═════ Data shown

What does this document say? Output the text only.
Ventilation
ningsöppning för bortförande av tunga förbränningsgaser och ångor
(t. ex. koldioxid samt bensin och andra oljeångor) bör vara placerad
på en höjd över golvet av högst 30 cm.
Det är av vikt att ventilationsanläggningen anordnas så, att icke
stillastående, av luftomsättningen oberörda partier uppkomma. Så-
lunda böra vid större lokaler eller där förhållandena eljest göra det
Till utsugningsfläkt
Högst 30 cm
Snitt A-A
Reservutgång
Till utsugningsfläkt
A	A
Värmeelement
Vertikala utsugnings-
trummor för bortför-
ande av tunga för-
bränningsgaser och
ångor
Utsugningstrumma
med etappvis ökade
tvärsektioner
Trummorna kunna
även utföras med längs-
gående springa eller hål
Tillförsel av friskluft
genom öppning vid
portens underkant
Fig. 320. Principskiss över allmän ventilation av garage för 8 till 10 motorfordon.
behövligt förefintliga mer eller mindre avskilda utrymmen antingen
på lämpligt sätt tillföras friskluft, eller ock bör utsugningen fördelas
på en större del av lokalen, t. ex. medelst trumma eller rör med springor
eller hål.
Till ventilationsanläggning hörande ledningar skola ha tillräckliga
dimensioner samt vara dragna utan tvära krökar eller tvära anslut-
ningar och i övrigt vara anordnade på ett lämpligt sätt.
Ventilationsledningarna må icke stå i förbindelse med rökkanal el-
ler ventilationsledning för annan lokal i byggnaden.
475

══════════

Problem
The required output is the complete set of records, reproduced exactly.

Solution below
What does this document say? Output the text only.
Ventilation
ningsöppning för bortförande av tunga förbränningsgaser och ångor
(t. ex. koldioxid samt bensin och andra oljeångor) bör vara placerad
på en höjd över golvet av högst 30 cm.
Det är av vikt att ventilationsanläggningen anordnas så, att icke
stillastående, av luftomsättningen oberörda partier uppkomma. Så-
lunda böra vid större lokaler eller där förhållandena eljest göra det
Till utsugningsfläkt
Högst 30 cm
Snitt A-A
Reservutgång
Till utsugningsfläkt
A	A
Värmeelement
Vertikala utsugnings-
trummor för bortför-
ande av tunga för-
bränningsgaser och
ångor
Utsugningstrumma
med etappvis ökade
tvärsektioner
Trummorna kunna
även utföras med längs-
gående springa eller hål
Tillförsel av friskluft
genom öppning vid
portens underkant
Fig. 320. Principskiss över allmän ventilation av garage för 8 till 10 motorfordon.
behövligt förefintliga mer eller mindre avskilda utrymmen antingen
på lämpligt sätt tillföras friskluft, eller ock bör utsugningen fördelas
på en större del av lokalen, t. ex. medelst trumma eller rör med springor
eller hål.
Till ventilationsanläggning hörande ledningar skola ha tillräckliga
dimensioner samt vara dragna utan tvära krökar eller tvära anslut-
ningar och i övrigt vara anordnade på ett lämpligt sätt.
Ventilationsledningarna må icke stå i förbindelse med rökkanal el-
ler ventilationsledning för annan lokal i byggnaden.
475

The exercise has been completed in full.